Stated goal A: In the post on Schmidthuber, what year is given for his essay *A computer scientist's view of life, the universe, and everything*?
Stated goal B: Rewrite the post on Schmidthuber from "Schmidthuber (S for" through "conditional probability.", swapping "bewilderment" for "confusion".
Stated goal C: Continue the post on Schmidthuber from where it stops.

Passage:

Serious *Mistake* by Schmidthuber

From: Osher Doctorow <>
Date: Fri, 6 Sep 2002 12:20:28 -0700

From: Osher Doctorow, Fri. Sept. 6, 2002 11:45AM

I have read about half of J. Schmidthuber's *A computer scientist's view of
life, the universe, and everything,* (1997), and he has interesting ideas
and clarity of presentation, but I have to disagree with him on a number of
places where he uses conditional probability including his section
Generalization and Learning. I hasten to add that I do not view
alternative theories as *wrong* but as competing and that they should almost
all survive for competition, motivation, and also because many of them turn
out to have useful contributions long after they have been regarded as

Schmidthuber (S for short) concludes that generalization is impossible in
general by using a proof based on conditional probability, and similarly he
concludes that the learner's life in general is limited by also a
conditional probability proof. Most readers will undoubtedly stare at this
statement in bewilderment, since as far as they know nothing is wrong with
conditional probability.

Data shown:
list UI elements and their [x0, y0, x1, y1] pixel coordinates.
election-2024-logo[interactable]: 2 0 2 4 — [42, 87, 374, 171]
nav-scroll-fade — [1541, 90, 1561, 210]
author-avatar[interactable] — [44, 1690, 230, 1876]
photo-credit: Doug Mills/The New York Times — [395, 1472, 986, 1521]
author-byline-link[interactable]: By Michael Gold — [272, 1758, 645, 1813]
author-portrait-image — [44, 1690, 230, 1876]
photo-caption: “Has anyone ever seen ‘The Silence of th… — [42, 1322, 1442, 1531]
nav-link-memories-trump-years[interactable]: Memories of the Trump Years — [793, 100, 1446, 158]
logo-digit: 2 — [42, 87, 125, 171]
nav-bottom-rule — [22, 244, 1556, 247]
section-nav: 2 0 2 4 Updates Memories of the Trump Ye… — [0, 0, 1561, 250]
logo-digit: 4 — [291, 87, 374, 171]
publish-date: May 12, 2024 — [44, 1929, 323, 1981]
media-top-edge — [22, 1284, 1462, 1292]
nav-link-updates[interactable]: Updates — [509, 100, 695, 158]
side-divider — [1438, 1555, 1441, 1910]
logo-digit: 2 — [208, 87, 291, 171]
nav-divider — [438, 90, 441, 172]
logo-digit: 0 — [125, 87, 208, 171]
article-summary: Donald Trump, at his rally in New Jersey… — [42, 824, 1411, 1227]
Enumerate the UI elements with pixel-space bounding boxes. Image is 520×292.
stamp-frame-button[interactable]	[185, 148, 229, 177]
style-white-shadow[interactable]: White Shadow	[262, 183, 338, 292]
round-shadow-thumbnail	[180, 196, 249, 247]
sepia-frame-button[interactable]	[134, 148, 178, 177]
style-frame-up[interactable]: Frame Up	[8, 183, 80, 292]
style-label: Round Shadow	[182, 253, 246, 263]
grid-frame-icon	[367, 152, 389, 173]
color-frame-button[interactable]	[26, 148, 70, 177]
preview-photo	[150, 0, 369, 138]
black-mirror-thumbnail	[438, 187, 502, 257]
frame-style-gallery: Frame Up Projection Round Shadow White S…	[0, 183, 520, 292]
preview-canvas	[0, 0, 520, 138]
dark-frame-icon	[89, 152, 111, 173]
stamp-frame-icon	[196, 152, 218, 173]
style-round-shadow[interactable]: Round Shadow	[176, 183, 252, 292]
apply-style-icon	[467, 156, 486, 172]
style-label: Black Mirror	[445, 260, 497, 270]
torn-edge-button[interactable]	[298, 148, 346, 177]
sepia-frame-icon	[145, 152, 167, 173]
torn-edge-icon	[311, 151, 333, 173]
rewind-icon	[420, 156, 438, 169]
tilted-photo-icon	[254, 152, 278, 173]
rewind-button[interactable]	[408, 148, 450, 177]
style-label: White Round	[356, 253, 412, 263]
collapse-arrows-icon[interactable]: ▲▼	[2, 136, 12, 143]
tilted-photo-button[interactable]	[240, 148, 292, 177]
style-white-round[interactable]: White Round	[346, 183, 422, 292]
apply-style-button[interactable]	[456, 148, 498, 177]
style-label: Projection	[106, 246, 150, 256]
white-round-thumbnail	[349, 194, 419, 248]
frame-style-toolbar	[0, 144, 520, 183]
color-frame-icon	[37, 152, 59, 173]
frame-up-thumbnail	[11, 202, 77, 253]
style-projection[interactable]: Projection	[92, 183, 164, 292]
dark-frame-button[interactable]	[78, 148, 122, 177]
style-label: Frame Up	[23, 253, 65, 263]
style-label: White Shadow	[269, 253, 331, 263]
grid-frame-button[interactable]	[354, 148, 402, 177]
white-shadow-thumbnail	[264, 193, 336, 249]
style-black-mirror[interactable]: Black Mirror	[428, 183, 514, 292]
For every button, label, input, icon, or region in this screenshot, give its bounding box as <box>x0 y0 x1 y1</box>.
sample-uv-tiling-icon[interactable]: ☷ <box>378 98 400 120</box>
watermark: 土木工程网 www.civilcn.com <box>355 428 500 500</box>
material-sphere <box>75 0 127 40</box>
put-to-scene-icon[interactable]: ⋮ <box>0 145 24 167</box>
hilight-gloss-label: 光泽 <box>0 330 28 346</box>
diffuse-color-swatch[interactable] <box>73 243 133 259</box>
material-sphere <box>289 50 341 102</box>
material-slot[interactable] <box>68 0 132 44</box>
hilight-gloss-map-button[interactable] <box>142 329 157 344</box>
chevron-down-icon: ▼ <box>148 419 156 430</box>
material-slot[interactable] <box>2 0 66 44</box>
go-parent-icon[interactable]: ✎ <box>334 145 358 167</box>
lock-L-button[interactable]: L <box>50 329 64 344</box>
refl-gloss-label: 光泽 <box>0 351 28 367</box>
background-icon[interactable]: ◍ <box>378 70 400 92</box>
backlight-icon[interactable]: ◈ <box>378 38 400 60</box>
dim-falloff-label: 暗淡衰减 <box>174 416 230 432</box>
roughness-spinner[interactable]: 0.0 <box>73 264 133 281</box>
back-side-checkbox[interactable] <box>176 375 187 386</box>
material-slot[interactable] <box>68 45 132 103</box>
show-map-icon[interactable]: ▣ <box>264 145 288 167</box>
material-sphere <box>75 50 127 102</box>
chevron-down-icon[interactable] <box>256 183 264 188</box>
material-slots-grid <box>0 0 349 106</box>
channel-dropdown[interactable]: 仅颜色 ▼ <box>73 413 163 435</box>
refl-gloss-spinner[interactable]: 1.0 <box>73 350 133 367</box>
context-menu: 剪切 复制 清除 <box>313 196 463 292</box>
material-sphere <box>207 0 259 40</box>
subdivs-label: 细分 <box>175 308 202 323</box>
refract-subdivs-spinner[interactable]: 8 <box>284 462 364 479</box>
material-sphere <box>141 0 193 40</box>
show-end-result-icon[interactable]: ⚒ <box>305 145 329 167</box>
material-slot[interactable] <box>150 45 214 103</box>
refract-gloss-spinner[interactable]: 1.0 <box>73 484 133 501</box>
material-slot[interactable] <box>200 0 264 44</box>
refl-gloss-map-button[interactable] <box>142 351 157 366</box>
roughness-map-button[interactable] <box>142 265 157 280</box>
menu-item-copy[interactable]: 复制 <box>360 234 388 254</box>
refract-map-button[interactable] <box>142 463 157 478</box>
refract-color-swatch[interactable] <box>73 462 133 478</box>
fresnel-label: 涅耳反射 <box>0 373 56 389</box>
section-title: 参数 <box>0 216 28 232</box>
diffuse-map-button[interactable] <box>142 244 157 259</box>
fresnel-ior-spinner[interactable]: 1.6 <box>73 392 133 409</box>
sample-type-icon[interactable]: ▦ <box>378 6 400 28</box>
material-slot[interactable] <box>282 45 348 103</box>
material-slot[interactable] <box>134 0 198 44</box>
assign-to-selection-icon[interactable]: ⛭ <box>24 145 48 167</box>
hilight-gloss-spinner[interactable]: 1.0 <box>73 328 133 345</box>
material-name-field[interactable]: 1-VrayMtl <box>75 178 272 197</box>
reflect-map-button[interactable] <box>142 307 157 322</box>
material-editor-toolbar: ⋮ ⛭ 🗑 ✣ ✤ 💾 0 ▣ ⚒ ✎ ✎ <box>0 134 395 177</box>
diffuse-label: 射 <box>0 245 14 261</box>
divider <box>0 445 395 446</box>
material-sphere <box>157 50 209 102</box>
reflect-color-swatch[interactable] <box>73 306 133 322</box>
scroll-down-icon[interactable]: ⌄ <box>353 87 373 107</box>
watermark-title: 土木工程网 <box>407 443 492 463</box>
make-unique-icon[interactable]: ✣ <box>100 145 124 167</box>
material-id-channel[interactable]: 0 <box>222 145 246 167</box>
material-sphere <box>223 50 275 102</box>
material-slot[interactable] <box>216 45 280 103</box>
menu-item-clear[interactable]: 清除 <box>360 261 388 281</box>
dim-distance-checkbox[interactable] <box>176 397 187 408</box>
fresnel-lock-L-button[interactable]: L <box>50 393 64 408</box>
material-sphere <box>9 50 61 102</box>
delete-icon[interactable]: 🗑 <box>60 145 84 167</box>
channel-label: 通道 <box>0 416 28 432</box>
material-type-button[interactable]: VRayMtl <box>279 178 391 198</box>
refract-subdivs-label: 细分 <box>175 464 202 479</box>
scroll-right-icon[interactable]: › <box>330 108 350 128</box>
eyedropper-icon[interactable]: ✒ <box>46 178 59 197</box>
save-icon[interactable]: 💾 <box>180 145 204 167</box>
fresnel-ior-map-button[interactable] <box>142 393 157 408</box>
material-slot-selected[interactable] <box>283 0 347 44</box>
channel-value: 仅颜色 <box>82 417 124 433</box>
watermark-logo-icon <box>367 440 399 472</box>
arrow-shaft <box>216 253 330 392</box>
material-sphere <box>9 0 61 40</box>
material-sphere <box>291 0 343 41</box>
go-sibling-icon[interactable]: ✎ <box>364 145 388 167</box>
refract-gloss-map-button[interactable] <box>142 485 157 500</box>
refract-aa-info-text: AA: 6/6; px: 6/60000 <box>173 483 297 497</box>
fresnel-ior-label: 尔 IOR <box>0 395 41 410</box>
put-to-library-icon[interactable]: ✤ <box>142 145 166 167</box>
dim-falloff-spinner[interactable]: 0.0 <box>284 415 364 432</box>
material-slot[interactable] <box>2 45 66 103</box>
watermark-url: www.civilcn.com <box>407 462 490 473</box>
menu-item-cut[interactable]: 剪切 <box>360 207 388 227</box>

Written response A: 1997

Written response B:
Schmidthuber (S for short) concludes that generalization is impossible in
general by using a proof based on conditional probability, and similarly he
concludes that the learner's life in general is limited by also a
conditional probability proof. Most readers will undoubtedly stare at this
statement in confusion, since as far as they know nothing is wrong with
conditional probability.

Written response C:
They are partly correct and partly wrong. Nothing is wrong with
conditional probability, which is the main tool of the Bayesian school (or
as I abbreviate it, the BCP or Bayesian Conditional Probability-Statistics
school), for Fairly Frequent Events. For Rare Events, something very
strange happens. This was how my wife Marleen and I began our exploration
of Rare Events in 1980. Conditional probability divides two probabilities
and regards that as an indication of the probability of one event *given*
another event, where *given* is used in the sense of *freezing the other
event in place*. Some real analysis experts will argue that this is all
justified by the Radon Derivative of the Lebesgue-Radon-Nikodym theorem(s),
not quite realizing that the proof of those theorems only hold up to
equivalence classes outside sets of measure ZERO. But events of
probability zero are the Rarest Events. Moreover, division of
probabilities blows up even in small (one-sided) neighborhoods of
probability 0 since division by 0 is impossible. Thus, not only can
conditional probability not model events of probability 0, but it cannot
even model events of probability close to 0 (Rare Events).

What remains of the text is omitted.